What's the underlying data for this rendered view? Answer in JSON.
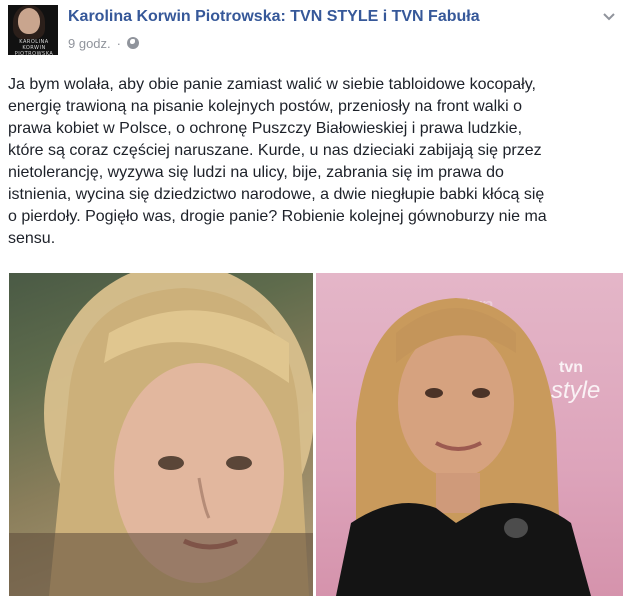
{
  "post": {
    "author": "Karolina Korwin Piotrowska: TVN STYLE i TVN Fabuła",
    "time": "9 godz.",
    "meta_separator": "·",
    "privacy_icon": "globe-icon",
    "menu_icon": "chevron-down-icon",
    "avatar_caption": "KAROLINA KORWIN PIOTROWSKA",
    "text_lines": [
      "Ja bym wolała, aby obie panie zamiast walić w siebie tabloidowe kocopały,",
      "energię trawioną na pisanie kolejnych postów, przeniosły na front walki o",
      "prawa kobiet w Polsce, o ochronę Puszczy Białowieskiej i prawa ludzkie,",
      "które są coraz częściej naruszane. Kurde, u nas dzieciaki zabijają się przez",
      "nietolerancję, wyzywa się ludzi na ulicy, bije, zabrania się im prawa do",
      "istnienia, wycina się dziedzictwo narodowe, a dwie niegłupie babki kłócą się",
      "o pierdoły. Pogięło was, drogie panie? Robienie kolejnej gównoburzy nie ma",
      "sensu."
    ],
    "photo_right_logo_top": "tvn",
    "photo_right_logo_bottom": "style"
  },
  "colors": {
    "author_link": "#365899",
    "meta_gray": "#90949c",
    "text": "#1d2129",
    "photo_right_background": "#dda4bb"
  }
}
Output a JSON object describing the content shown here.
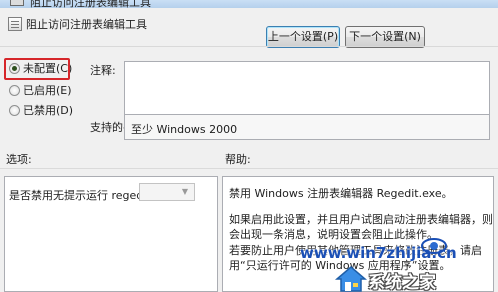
{
  "window": {
    "title": "阻止访问注册表编辑工具"
  },
  "header": {
    "policy_name": "阻止访问注册表编辑工具",
    "prev_button": "上一个设置(P)",
    "next_button": "下一个设置(N)"
  },
  "state": {
    "options": [
      {
        "label": "未配置(C)",
        "selected": true
      },
      {
        "label": "已启用(E)",
        "selected": false
      },
      {
        "label": "已禁用(D)",
        "selected": false
      }
    ]
  },
  "comment": {
    "label": "注释:",
    "value": ""
  },
  "platform": {
    "label": "支持的平台:",
    "value": "至少 Windows 2000"
  },
  "options_section": {
    "label": "选项:",
    "item_label": "是否禁用无提示运行 regedit？",
    "dropdown_value": ""
  },
  "help_section": {
    "label": "帮助:",
    "paragraphs": [
      "禁用 Windows 注册表编辑器 Regedit.exe。",
      "如果启用此设置，并且用户试图启动注册表编辑器，则会出现一条消息，说明设置会阻止此操作。",
      "若要防止用户使用其他管理工具来修改注册表，请启用“只运行许可的 Windows 应用程序”设置。"
    ]
  },
  "watermark": {
    "url": "www.win7zhijia.cn",
    "site_name": "系统之家"
  },
  "colors": {
    "highlight_border": "#d6262a",
    "watermark_blue": "#1a4fb5"
  }
}
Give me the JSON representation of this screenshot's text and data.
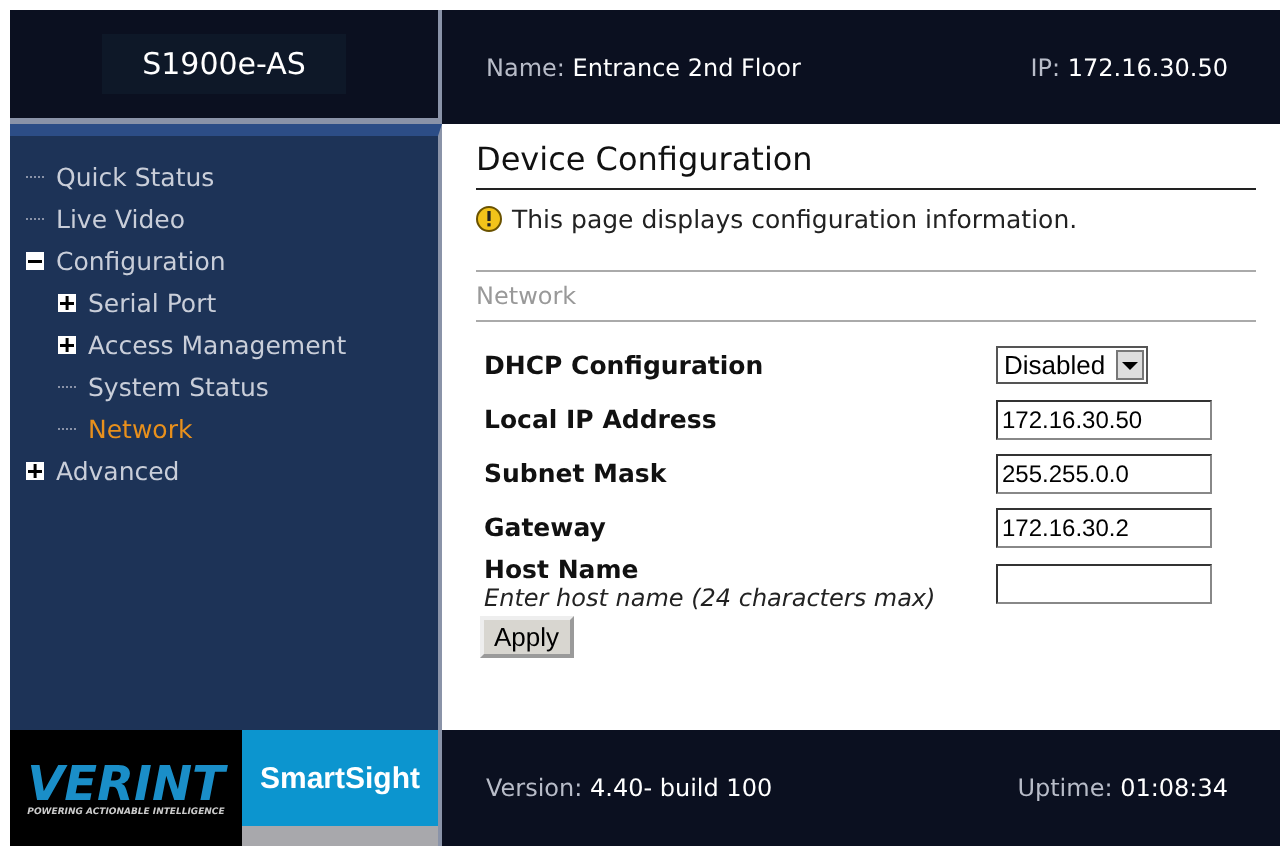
{
  "header": {
    "device": "S1900e-AS",
    "name_label": "Name:",
    "name_value": "Entrance 2nd Floor",
    "ip_label": "IP:",
    "ip_value": "172.16.30.50"
  },
  "sidebar": {
    "items": [
      {
        "label": "Quick Status",
        "selected": false
      },
      {
        "label": "Live Video",
        "selected": false
      },
      {
        "label": "Configuration",
        "selected": false,
        "expanded": true,
        "children": [
          {
            "label": "Serial Port",
            "selected": false,
            "expanded": false
          },
          {
            "label": "Access Management",
            "selected": false,
            "expanded": false
          },
          {
            "label": "System Status",
            "selected": false
          },
          {
            "label": "Network",
            "selected": true
          }
        ]
      },
      {
        "label": "Advanced",
        "selected": false,
        "expanded": false
      }
    ]
  },
  "content": {
    "title": "Device Configuration",
    "info": "This page displays configuration information.",
    "section": "Network",
    "fields": [
      {
        "kind": "select",
        "label": "DHCP Configuration",
        "value": "Disabled"
      },
      {
        "kind": "text",
        "label": "Local IP Address",
        "value": "172.16.30.50"
      },
      {
        "kind": "text",
        "label": "Subnet Mask",
        "value": "255.255.0.0"
      },
      {
        "kind": "text",
        "label": "Gateway",
        "value": "172.16.30.2"
      },
      {
        "kind": "text",
        "label": "Host Name",
        "hint": "Enter host name (24 characters max)"
      }
    ],
    "button": "Apply"
  },
  "footer": {
    "logo": "VERINT",
    "tagline": "POWERING ACTIONABLE INTELLIGENCE",
    "product": "SmartSight",
    "version_label": "Version:",
    "version_value": "4.40- build 100",
    "uptime_label": "Uptime:",
    "uptime_value": "01:08:34"
  }
}
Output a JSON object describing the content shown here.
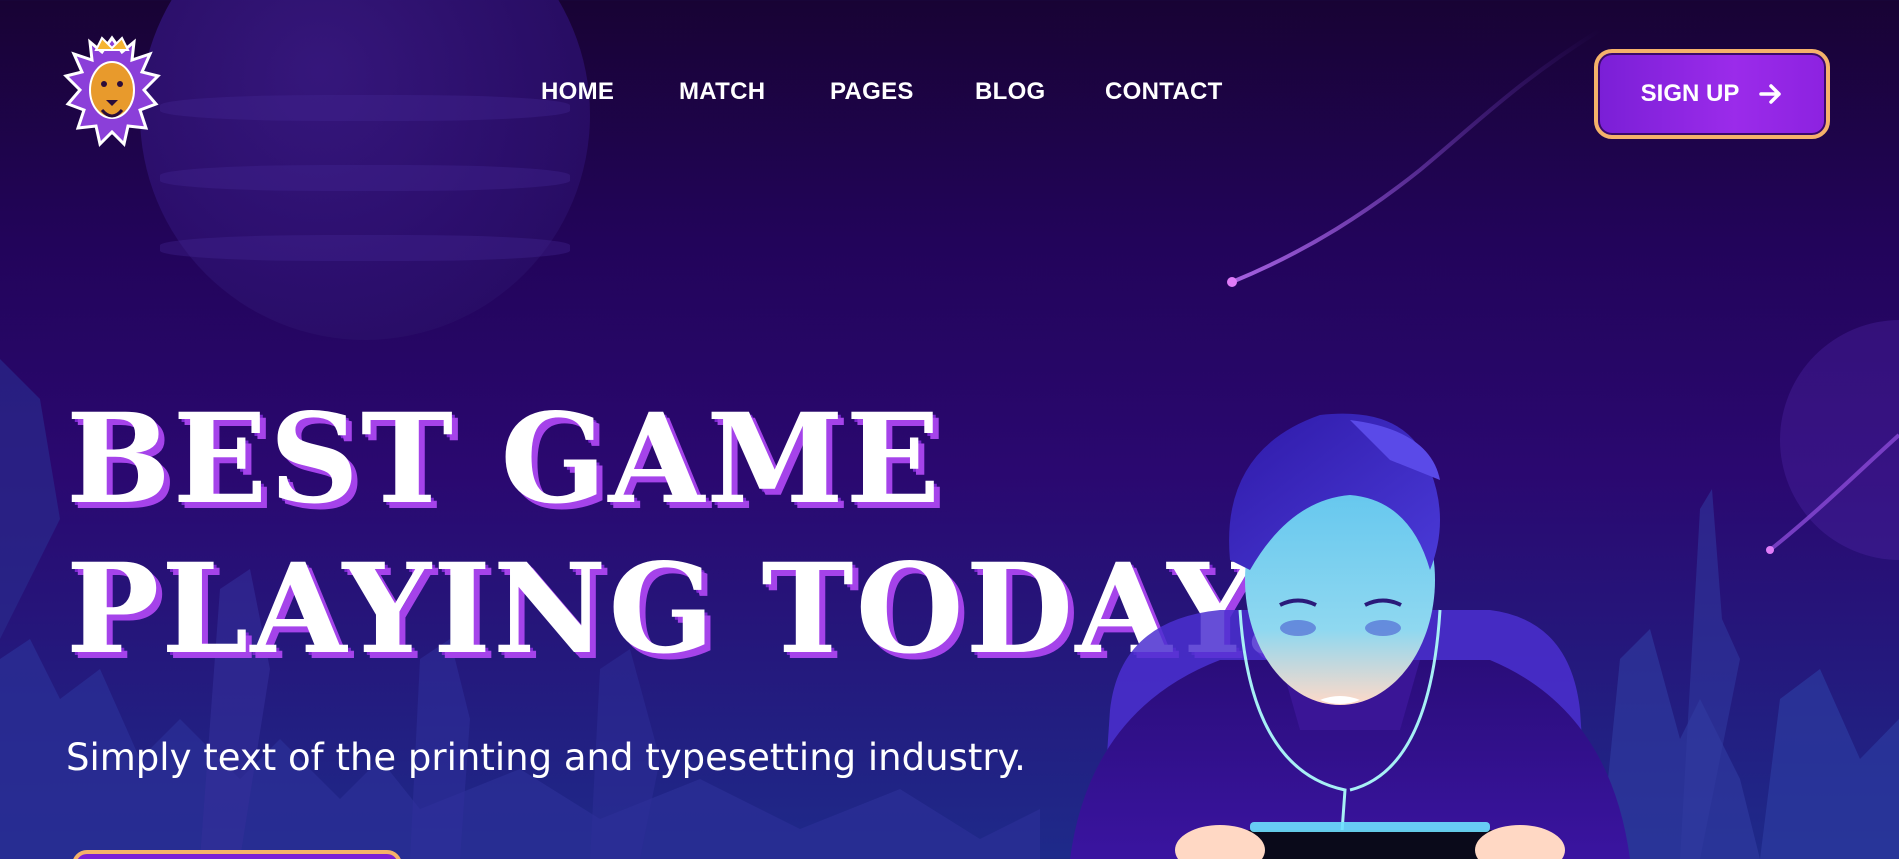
{
  "nav": {
    "items": [
      {
        "label": "HOME"
      },
      {
        "label": "MATCH"
      },
      {
        "label": "PAGES"
      },
      {
        "label": "BLOG"
      },
      {
        "label": "CONTACT"
      }
    ],
    "signup_label": "SIGN UP",
    "signup_icon": "arrow-right-icon"
  },
  "hero": {
    "title_line1": "BEST GAME",
    "title_line2": "PLAYING TODAY.",
    "subtitle": "Simply text of the printing and typesetting industry."
  },
  "colors": {
    "background_top": "#180334",
    "background_bottom": "#1e2a8a",
    "button_fill": "#9b2bea",
    "button_border": "#f5b26a",
    "title_shadow": "#a543ea"
  }
}
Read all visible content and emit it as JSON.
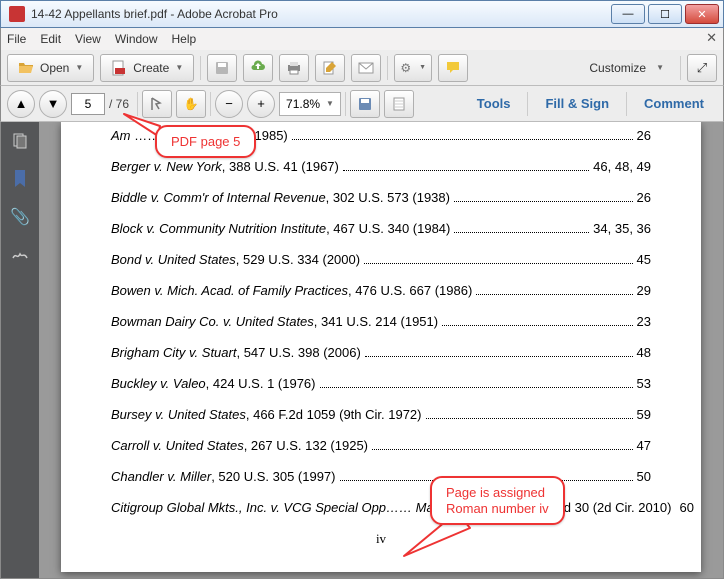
{
  "title": "14-42 Appellants brief.pdf - Adobe Acrobat Pro",
  "menu": [
    "File",
    "Edit",
    "View",
    "Window",
    "Help"
  ],
  "toolbar": {
    "open": "Open",
    "create": "Create",
    "customize": "Customize"
  },
  "nav": {
    "page_current": "5",
    "page_total": "/ 76",
    "zoom": "71.8%"
  },
  "panels": {
    "tools": "Tools",
    "fillsign": "Fill & Sign",
    "comment": "Comment"
  },
  "callouts": {
    "c1": "PDF page 5",
    "c2": "Page is assigned Roman number iv"
  },
  "page_number": "iv",
  "toc": [
    {
      "case_italic": "Am",
      "case_rest": " ……, …… U.S. 115 (1985)",
      "pages": "26"
    },
    {
      "case_italic": "Berger v. New York",
      "case_rest": ", 388 U.S. 41 (1967)",
      "pages": "46, 48, 49"
    },
    {
      "case_italic": "Biddle v. Comm'r of Internal Revenue",
      "case_rest": ", 302 U.S. 573 (1938)",
      "pages": "26"
    },
    {
      "case_italic": "Block v. Community Nutrition Institute",
      "case_rest": ", 467 U.S. 340 (1984)",
      "pages": "34, 35, 36"
    },
    {
      "case_italic": "Bond v. United States",
      "case_rest": ", 529 U.S. 334 (2000)",
      "pages": "45"
    },
    {
      "case_italic": "Bowen v. Mich. Acad. of Family Practices",
      "case_rest": ", 476 U.S. 667 (1986)",
      "pages": "29"
    },
    {
      "case_italic": "Bowman Dairy Co. v. United States",
      "case_rest": ", 341 U.S. 214 (1951)",
      "pages": "23"
    },
    {
      "case_italic": "Brigham City v. Stuart",
      "case_rest": ", 547 U.S. 398 (2006)",
      "pages": "48"
    },
    {
      "case_italic": "Buckley v. Valeo",
      "case_rest": ", 424 U.S. 1 (1976)",
      "pages": "53"
    },
    {
      "case_italic": "Bursey v. United States",
      "case_rest": ", 466 F.2d 1059 (9th Cir. 1972)",
      "pages": "59"
    },
    {
      "case_italic": "Carroll v. United States",
      "case_rest": ", 267 U.S. 132 (1925)",
      "pages": "47"
    },
    {
      "case_italic": "Chandler v. Miller",
      "case_rest": ", 520 U.S. 305 (1997)",
      "pages": "50"
    },
    {
      "case_italic": "Citigroup Global Mkts., Inc. v. VCG Special Opp…… Master Fund Ltd.",
      "case_rest": ", 598 F.3d 30 (2d Cir. 2010)",
      "pages": "60"
    }
  ]
}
# # # # #
**What this task involves:** Quote the entries in full. Any image among them is to be omitted from the copy.

**Solution:**
What's the underlying data for this rendered view? Answer in JSON.
{
  "post": {
    "author": "Karolina Korwin Piotrowska: TVN STYLE i TVN Fabuła",
    "time": "9 godz.",
    "meta_separator": "·",
    "privacy_icon": "globe-icon",
    "menu_icon": "chevron-down-icon",
    "avatar_caption": "KAROLINA KORWIN PIOTROWSKA",
    "text_lines": [
      "Ja bym wolała, aby obie panie zamiast walić w siebie tabloidowe kocopały,",
      "energię trawioną na pisanie kolejnych postów, przeniosły na front walki o",
      "prawa kobiet w Polsce, o ochronę Puszczy Białowieskiej i prawa ludzkie,",
      "które są coraz częściej naruszane. Kurde, u nas dzieciaki zabijają się przez",
      "nietolerancję, wyzywa się ludzi na ulicy, bije, zabrania się im prawa do",
      "istnienia, wycina się dziedzictwo narodowe, a dwie niegłupie babki kłócą się",
      "o pierdoły. Pogięło was, drogie panie? Robienie kolejnej gównoburzy nie ma",
      "sensu."
    ],
    "photo_right_logo_top": "tvn",
    "photo_right_logo_bottom": "style"
  },
  "colors": {
    "author_link": "#365899",
    "meta_gray": "#90949c",
    "text": "#1d2129",
    "photo_right_background": "#dda4bb"
  }
}
Output a JSON object describing the content shown here.
{
  "window": {
    "title": "阻止访问注册表编辑工具"
  },
  "header": {
    "policy_name": "阻止访问注册表编辑工具",
    "prev_button": "上一个设置(P)",
    "next_button": "下一个设置(N)"
  },
  "state": {
    "options": [
      {
        "label": "未配置(C)",
        "selected": true
      },
      {
        "label": "已启用(E)",
        "selected": false
      },
      {
        "label": "已禁用(D)",
        "selected": false
      }
    ]
  },
  "comment": {
    "label": "注释:",
    "value": ""
  },
  "platform": {
    "label": "支持的平台:",
    "value": "至少 Windows 2000"
  },
  "options_section": {
    "label": "选项:",
    "item_label": "是否禁用无提示运行 regedit？",
    "dropdown_value": ""
  },
  "help_section": {
    "label": "帮助:",
    "paragraphs": [
      "禁用 Windows 注册表编辑器 Regedit.exe。",
      "如果启用此设置，并且用户试图启动注册表编辑器，则会出现一条消息，说明设置会阻止此操作。",
      "若要防止用户使用其他管理工具来修改注册表，请启用“只运行许可的 Windows 应用程序”设置。"
    ]
  },
  "watermark": {
    "url": "www.win7zhijia.cn",
    "site_name": "系统之家"
  },
  "colors": {
    "highlight_border": "#d6262a",
    "watermark_blue": "#1a4fb5"
  }
}
Give me the JSON representation of this screenshot's text and data.
{
  "header": {
    "device": "S1900e-AS",
    "name_label": "Name:",
    "name_value": "Entrance 2nd Floor",
    "ip_label": "IP:",
    "ip_value": "172.16.30.50"
  },
  "sidebar": {
    "items": [
      {
        "label": "Quick Status",
        "selected": false
      },
      {
        "label": "Live Video",
        "selected": false
      },
      {
        "label": "Configuration",
        "selected": false,
        "expanded": true,
        "children": [
          {
            "label": "Serial Port",
            "selected": false,
            "expanded": false
          },
          {
            "label": "Access Management",
            "selected": false,
            "expanded": false
          },
          {
            "label": "System Status",
            "selected": false
          },
          {
            "label": "Network",
            "selected": true
          }
        ]
      },
      {
        "label": "Advanced",
        "selected": false,
        "expanded": false
      }
    ]
  },
  "content": {
    "title": "Device Configuration",
    "info": "This page displays configuration information.",
    "section": "Network",
    "fields": [
      {
        "kind": "select",
        "label": "DHCP Configuration",
        "value": "Disabled"
      },
      {
        "kind": "text",
        "label": "Local IP Address",
        "value": "172.16.30.50"
      },
      {
        "kind": "text",
        "label": "Subnet Mask",
        "value": "255.255.0.0"
      },
      {
        "kind": "text",
        "label": "Gateway",
        "value": "172.16.30.2"
      },
      {
        "kind": "text",
        "label": "Host Name",
        "hint": "Enter host name (24 characters max)"
      }
    ],
    "button": "Apply"
  },
  "footer": {
    "logo": "VERINT",
    "tagline": "POWERING ACTIONABLE INTELLIGENCE",
    "product": "SmartSight",
    "version_label": "Version:",
    "version_value": "4.40- build 100",
    "uptime_label": "Uptime:",
    "uptime_value": "01:08:34"
  }
}
Output a JSON object describing the content shown here.
{
  "nav": {
    "items": [
      {
        "label": "HOME"
      },
      {
        "label": "MATCH"
      },
      {
        "label": "PAGES"
      },
      {
        "label": "BLOG"
      },
      {
        "label": "CONTACT"
      }
    ],
    "signup_label": "SIGN UP",
    "signup_icon": "arrow-right-icon"
  },
  "hero": {
    "title_line1": "BEST GAME",
    "title_line2": "PLAYING TODAY.",
    "subtitle": "Simply text of the printing and typesetting industry."
  },
  "colors": {
    "background_top": "#180334",
    "background_bottom": "#1e2a8a",
    "button_fill": "#9b2bea",
    "button_border": "#f5b26a",
    "title_shadow": "#a543ea"
  }
}
Read all visible content and emit it as JSON.
{
  "title": "14-42 Appellants brief.pdf - Adobe Acrobat Pro",
  "menu": [
    "File",
    "Edit",
    "View",
    "Window",
    "Help"
  ],
  "toolbar": {
    "open": "Open",
    "create": "Create",
    "customize": "Customize"
  },
  "nav": {
    "page_current": "5",
    "page_total": "/ 76",
    "zoom": "71.8%"
  },
  "panels": {
    "tools": "Tools",
    "fillsign": "Fill & Sign",
    "comment": "Comment"
  },
  "callouts": {
    "c1": "PDF page 5",
    "c2": "Page is assigned Roman number iv"
  },
  "page_number": "iv",
  "toc": [
    {
      "case_italic": "Am",
      "case_rest": " ……, …… U.S. 115 (1985)",
      "pages": "26"
    },
    {
      "case_italic": "Berger v. New York",
      "case_rest": ", 388 U.S. 41 (1967)",
      "pages": "46, 48, 49"
    },
    {
      "case_italic": "Biddle v. Comm'r of Internal Revenue",
      "case_rest": ", 302 U.S. 573 (1938)",
      "pages": "26"
    },
    {
      "case_italic": "Block v. Community Nutrition Institute",
      "case_rest": ", 467 U.S. 340 (1984)",
      "pages": "34, 35, 36"
    },
    {
      "case_italic": "Bond v. United States",
      "case_rest": ", 529 U.S. 334 (2000)",
      "pages": "45"
    },
    {
      "case_italic": "Bowen v. Mich. Acad. of Family Practices",
      "case_rest": ", 476 U.S. 667 (1986)",
      "pages": "29"
    },
    {
      "case_italic": "Bowman Dairy Co. v. United States",
      "case_rest": ", 341 U.S. 214 (1951)",
      "pages": "23"
    },
    {
      "case_italic": "Brigham City v. Stuart",
      "case_rest": ", 547 U.S. 398 (2006)",
      "pages": "48"
    },
    {
      "case_italic": "Buckley v. Valeo",
      "case_rest": ", 424 U.S. 1 (1976)",
      "pages": "53"
    },
    {
      "case_italic": "Bursey v. United States",
      "case_rest": ", 466 F.2d 1059 (9th Cir. 1972)",
      "pages": "59"
    },
    {
      "case_italic": "Carroll v. United States",
      "case_rest": ", 267 U.S. 132 (1925)",
      "pages": "47"
    },
    {
      "case_italic": "Chandler v. Miller",
      "case_rest": ", 520 U.S. 305 (1997)",
      "pages": "50"
    },
    {
      "case_italic": "Citigroup Global Mkts., Inc. v. VCG Special Opp…… Master Fund Ltd.",
      "case_rest": ", 598 F.3d 30 (2d Cir. 2010)",
      "pages": "60"
    }
  ]
}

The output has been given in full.